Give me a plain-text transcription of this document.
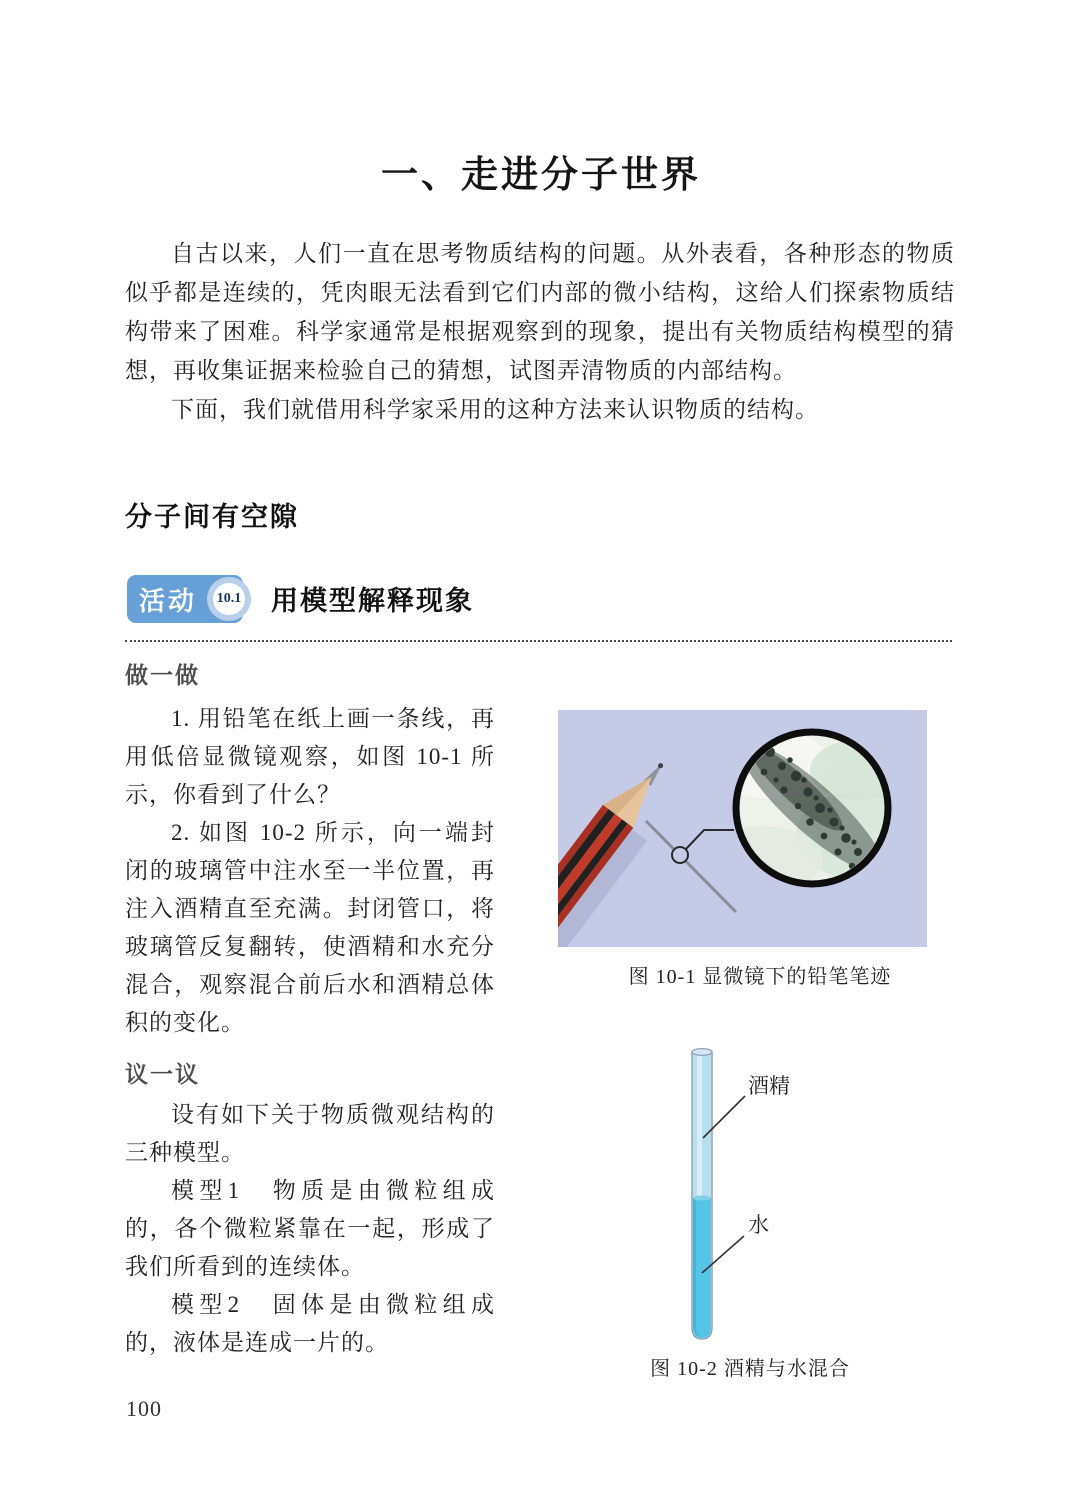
一、走进分子世界

自古以来，人们一直在思考物质结构的问题。从外表看，各种形态的物质似乎都是连续的，凭肉眼无法看到它们内部的微小结构，这给人们探索物质结构带来了困难。科学家通常是根据观察到的现象，提出有关物质结构模型的猜想，再收集证据来检验自己的猜想，试图弄清物质的内部结构。

下面，我们就借用科学家采用的这种方法来认识物质的结构。

分子间有空隙
活动	10.1 用模型解释现象
做一做

1. 用铅笔在纸上画一条线，再用低倍显微镜观察，如图 10-1 所示，你看到了什么？

2. 如图 10-2 所示，向一端封闭的玻璃管中注水至一半位置，再注入酒精直至充满。封闭管口，将玻璃管反复翻转，使酒精和水充分混合，观察混合前后水和酒精总体积的变化。

议一议

设有如下关于物质微观结构的三种模型。

模型1　物质是由微粒组成的，各个微粒紧靠在一起，形成了我们所看到的连续体。

模型2　固体是由微粒组成的，液体是连成一片的。

图 10-1 显微镜下的铅笔笔迹
酒精
水
图 10-2 酒精与水混合
100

..............................

Using the material above, return every line exactly as it appears, minus the pictures.

▸ SOLUTION
Give me a plain-text transcription of this document.
一、走进分子世界

自古以来，人们一直在思考物质结构的问题。从外表看，各种形态的物质似乎都是连续的，凭肉眼无法看到它们内部的微小结构，这给人们探索物质结构带来了困难。科学家通常是根据观察到的现象，提出有关物质结构模型的猜想，再收集证据来检验自己的猜想，试图弄清物质的内部结构。

下面，我们就借用科学家采用的这种方法来认识物质的结构。

分子间有空隙
活动	10.1 用模型解释现象
做一做

1. 用铅笔在纸上画一条线，再用低倍显微镜观察，如图 10-1 所示，你看到了什么？

2. 如图 10-2 所示，向一端封闭的玻璃管中注水至一半位置，再注入酒精直至充满。封闭管口，将玻璃管反复翻转，使酒精和水充分混合，观察混合前后水和酒精总体积的变化。

议一议

设有如下关于物质微观结构的三种模型。

模型1　物质是由微粒组成的，各个微粒紧靠在一起，形成了我们所看到的连续体。

模型2　固体是由微粒组成的，液体是连成一片的。

图 10-1 显微镜下的铅笔笔迹
酒精
水
图 10-2 酒精与水混合
100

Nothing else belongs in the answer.